Data excerpts:
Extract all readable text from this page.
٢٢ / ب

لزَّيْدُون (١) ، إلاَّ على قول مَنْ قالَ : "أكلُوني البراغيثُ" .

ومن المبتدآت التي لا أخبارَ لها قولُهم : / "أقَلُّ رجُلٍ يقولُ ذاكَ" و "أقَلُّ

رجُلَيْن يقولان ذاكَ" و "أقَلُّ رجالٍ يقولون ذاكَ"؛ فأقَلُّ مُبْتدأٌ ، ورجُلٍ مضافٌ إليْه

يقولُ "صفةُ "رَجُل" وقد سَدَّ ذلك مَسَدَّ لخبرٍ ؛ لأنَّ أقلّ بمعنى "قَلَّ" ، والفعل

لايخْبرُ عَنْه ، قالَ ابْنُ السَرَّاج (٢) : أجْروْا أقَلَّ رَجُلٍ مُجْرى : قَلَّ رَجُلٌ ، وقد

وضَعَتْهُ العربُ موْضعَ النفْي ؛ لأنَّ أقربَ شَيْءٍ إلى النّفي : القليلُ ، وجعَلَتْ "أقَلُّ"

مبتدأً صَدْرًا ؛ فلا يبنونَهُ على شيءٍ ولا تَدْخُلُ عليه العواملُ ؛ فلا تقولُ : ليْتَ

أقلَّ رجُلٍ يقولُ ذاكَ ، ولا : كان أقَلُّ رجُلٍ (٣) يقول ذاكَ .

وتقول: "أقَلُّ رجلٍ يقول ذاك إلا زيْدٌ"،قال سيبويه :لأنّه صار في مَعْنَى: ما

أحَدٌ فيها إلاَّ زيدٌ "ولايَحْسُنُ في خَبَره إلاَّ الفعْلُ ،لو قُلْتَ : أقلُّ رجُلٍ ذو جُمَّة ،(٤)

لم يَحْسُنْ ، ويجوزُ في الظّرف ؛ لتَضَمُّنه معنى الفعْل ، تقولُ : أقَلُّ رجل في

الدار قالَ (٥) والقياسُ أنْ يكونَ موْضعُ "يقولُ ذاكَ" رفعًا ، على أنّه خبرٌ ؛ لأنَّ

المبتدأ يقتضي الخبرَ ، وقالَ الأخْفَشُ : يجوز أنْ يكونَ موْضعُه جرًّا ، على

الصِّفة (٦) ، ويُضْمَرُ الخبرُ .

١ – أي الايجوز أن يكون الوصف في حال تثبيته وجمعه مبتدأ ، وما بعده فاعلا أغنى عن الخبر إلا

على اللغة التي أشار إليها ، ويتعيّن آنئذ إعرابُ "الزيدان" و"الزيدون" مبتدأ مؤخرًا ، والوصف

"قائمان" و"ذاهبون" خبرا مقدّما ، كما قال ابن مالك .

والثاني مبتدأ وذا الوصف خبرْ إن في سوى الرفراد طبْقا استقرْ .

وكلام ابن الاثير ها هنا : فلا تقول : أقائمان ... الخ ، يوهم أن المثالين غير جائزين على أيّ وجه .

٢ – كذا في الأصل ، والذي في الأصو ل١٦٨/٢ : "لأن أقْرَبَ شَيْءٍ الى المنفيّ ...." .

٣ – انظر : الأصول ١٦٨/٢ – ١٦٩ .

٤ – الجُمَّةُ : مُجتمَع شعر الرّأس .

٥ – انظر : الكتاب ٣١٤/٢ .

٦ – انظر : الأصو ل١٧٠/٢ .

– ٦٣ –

**Short problem:**
Please reproduce each record precisely as written.

**Task output:**
Extract all readable text from this page.
٢٢ / ب

لزَّيْدُون (١) ، إلاَّ على قول مَنْ قالَ : "أكلُوني البراغيثُ" .

ومن المبتدآت التي لا أخبارَ لها قولُهم : / "أقَلُّ رجُلٍ يقولُ ذاكَ" و "أقَلُّ

رجُلَيْن يقولان ذاكَ" و "أقَلُّ رجالٍ يقولون ذاكَ"؛ فأقَلُّ مُبْتدأٌ ، ورجُلٍ مضافٌ إليْه

يقولُ "صفةُ "رَجُل" وقد سَدَّ ذلك مَسَدَّ لخبرٍ ؛ لأنَّ أقلّ بمعنى "قَلَّ" ، والفعل

لايخْبرُ عَنْه ، قالَ ابْنُ السَرَّاج (٢) : أجْروْا أقَلَّ رَجُلٍ مُجْرى : قَلَّ رَجُلٌ ، وقد

وضَعَتْهُ العربُ موْضعَ النفْي ؛ لأنَّ أقربَ شَيْءٍ إلى النّفي : القليلُ ، وجعَلَتْ "أقَلُّ"

مبتدأً صَدْرًا ؛ فلا يبنونَهُ على شيءٍ ولا تَدْخُلُ عليه العواملُ ؛ فلا تقولُ : ليْتَ

أقلَّ رجُلٍ يقولُ ذاكَ ، ولا : كان أقَلُّ رجُلٍ (٣) يقول ذاكَ .

وتقول: "أقَلُّ رجلٍ يقول ذاك إلا زيْدٌ"،قال سيبويه :لأنّه صار في مَعْنَى: ما

أحَدٌ فيها إلاَّ زيدٌ "ولايَحْسُنُ في خَبَره إلاَّ الفعْلُ ،لو قُلْتَ : أقلُّ رجُلٍ ذو جُمَّة ،(٤)

لم يَحْسُنْ ، ويجوزُ في الظّرف ؛ لتَضَمُّنه معنى الفعْل ، تقولُ : أقَلُّ رجل في

الدار قالَ (٥) والقياسُ أنْ يكونَ موْضعُ "يقولُ ذاكَ" رفعًا ، على أنّه خبرٌ ؛ لأنَّ

المبتدأ يقتضي الخبرَ ، وقالَ الأخْفَشُ : يجوز أنْ يكونَ موْضعُه جرًّا ، على

الصِّفة (٦) ، ويُضْمَرُ الخبرُ .

١ – أي الايجوز أن يكون الوصف في حال تثبيته وجمعه مبتدأ ، وما بعده فاعلا أغنى عن الخبر إلا

على اللغة التي أشار إليها ، ويتعيّن آنئذ إعرابُ "الزيدان" و"الزيدون" مبتدأ مؤخرًا ، والوصف

"قائمان" و"ذاهبون" خبرا مقدّما ، كما قال ابن مالك .

والثاني مبتدأ وذا الوصف خبرْ إن في سوى الرفراد طبْقا استقرْ .

وكلام ابن الاثير ها هنا : فلا تقول : أقائمان ... الخ ، يوهم أن المثالين غير جائزين على أيّ وجه .

٢ – كذا في الأصل ، والذي في الأصو ل١٦٨/٢ : "لأن أقْرَبَ شَيْءٍ الى المنفيّ ...." .

٣ – انظر : الأصول ١٦٨/٢ – ١٦٩ .

٤ – الجُمَّةُ : مُجتمَع شعر الرّأس .

٥ – انظر : الكتاب ٣١٤/٢ .

٦ – انظر : الأصو ل١٧٠/٢ .

– ٦٣ –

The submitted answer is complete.